(Recorded data)
>>>>>
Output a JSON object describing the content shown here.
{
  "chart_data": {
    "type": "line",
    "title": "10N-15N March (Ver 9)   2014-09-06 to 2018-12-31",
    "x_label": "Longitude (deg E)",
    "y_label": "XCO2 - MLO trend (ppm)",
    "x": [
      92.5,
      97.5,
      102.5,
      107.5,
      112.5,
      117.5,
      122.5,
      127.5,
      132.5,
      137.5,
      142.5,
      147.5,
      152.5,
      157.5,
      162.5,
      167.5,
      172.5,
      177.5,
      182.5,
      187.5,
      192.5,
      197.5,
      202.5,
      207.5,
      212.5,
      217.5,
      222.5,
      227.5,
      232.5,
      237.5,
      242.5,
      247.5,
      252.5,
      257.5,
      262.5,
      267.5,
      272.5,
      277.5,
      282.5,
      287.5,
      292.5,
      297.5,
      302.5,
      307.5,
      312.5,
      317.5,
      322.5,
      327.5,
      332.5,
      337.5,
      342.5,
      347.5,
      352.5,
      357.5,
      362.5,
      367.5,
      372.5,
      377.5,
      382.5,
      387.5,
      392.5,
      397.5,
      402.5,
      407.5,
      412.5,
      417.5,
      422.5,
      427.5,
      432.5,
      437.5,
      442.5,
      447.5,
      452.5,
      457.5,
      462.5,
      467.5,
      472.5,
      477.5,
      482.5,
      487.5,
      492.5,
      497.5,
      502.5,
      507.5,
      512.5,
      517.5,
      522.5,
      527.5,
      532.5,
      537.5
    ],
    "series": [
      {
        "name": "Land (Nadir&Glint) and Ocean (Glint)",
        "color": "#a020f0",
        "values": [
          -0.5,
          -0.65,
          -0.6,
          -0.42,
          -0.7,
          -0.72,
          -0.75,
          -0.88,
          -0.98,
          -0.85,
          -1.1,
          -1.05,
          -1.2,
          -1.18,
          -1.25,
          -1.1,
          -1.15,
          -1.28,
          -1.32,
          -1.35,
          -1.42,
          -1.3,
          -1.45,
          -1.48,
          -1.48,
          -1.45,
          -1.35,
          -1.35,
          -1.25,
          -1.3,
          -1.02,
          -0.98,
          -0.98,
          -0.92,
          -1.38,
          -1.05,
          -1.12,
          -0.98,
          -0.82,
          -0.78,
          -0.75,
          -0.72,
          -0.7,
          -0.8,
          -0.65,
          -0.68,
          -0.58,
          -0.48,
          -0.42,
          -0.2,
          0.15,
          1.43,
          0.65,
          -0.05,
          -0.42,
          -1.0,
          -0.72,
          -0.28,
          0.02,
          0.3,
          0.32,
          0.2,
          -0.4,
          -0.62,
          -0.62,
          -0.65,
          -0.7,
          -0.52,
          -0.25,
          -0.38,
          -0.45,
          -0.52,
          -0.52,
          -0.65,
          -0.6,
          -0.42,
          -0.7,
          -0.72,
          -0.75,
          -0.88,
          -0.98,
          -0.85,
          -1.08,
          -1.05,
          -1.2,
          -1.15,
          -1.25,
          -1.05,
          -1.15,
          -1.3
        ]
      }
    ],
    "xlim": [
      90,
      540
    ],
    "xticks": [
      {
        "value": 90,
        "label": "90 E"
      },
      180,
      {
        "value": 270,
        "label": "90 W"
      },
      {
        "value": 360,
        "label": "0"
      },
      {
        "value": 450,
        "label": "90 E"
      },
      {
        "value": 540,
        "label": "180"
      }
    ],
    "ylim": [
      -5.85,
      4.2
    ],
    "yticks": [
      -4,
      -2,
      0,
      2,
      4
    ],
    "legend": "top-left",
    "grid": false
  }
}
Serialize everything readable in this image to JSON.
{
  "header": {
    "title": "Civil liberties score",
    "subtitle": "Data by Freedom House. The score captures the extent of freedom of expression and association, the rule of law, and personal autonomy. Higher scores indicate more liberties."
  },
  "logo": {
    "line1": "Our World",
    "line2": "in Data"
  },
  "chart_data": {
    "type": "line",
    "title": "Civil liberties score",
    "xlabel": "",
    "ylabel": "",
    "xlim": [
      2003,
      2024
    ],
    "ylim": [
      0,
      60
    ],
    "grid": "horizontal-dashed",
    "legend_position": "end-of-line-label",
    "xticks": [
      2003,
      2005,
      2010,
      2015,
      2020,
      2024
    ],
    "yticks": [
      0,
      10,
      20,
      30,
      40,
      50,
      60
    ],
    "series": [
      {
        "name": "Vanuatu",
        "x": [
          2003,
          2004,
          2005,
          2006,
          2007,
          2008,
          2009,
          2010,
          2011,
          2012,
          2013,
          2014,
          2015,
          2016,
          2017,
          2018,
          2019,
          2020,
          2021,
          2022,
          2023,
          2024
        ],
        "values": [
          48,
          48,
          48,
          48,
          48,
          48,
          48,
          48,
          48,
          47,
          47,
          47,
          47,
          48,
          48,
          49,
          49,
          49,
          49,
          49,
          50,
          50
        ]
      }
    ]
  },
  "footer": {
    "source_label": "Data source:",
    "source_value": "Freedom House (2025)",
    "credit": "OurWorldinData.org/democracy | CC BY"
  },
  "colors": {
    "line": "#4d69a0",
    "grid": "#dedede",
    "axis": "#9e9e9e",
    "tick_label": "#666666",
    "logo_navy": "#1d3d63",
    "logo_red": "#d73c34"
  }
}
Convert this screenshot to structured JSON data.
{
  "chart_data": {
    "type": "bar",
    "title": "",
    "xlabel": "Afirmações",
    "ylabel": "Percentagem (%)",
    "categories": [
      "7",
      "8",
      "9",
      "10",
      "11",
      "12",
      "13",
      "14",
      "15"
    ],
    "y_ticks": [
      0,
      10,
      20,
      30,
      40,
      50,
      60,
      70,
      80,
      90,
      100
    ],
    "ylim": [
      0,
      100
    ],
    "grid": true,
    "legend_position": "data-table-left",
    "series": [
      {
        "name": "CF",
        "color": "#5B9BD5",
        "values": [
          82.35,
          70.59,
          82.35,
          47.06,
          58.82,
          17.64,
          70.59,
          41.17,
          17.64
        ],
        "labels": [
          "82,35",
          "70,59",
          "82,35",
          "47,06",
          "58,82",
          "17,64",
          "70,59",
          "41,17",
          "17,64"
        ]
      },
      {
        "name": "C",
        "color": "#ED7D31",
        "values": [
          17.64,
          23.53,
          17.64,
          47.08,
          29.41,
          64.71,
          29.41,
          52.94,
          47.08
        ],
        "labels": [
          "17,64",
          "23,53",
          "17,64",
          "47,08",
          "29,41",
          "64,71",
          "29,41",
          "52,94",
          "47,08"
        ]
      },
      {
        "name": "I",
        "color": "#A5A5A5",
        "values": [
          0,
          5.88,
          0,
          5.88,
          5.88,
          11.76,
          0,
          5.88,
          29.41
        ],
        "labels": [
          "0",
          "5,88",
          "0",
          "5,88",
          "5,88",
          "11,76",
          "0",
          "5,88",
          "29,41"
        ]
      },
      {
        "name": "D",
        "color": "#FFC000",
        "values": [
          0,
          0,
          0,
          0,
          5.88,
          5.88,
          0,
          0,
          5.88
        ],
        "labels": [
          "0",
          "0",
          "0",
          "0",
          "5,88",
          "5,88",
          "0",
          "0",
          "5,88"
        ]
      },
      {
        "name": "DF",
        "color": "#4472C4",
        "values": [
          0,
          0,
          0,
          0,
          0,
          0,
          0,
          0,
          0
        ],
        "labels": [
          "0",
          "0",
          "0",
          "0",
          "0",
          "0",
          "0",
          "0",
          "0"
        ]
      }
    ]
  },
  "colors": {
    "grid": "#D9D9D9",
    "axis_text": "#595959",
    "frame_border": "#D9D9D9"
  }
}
<<<<<
PROBLEM:
Look over the material above and show each line where "JSON" appears.

THE ANSWER:
Output a JSON object describing the content shown here.
Serialize everything readable in this image to JSON.
Convert this screenshot to structured JSON data.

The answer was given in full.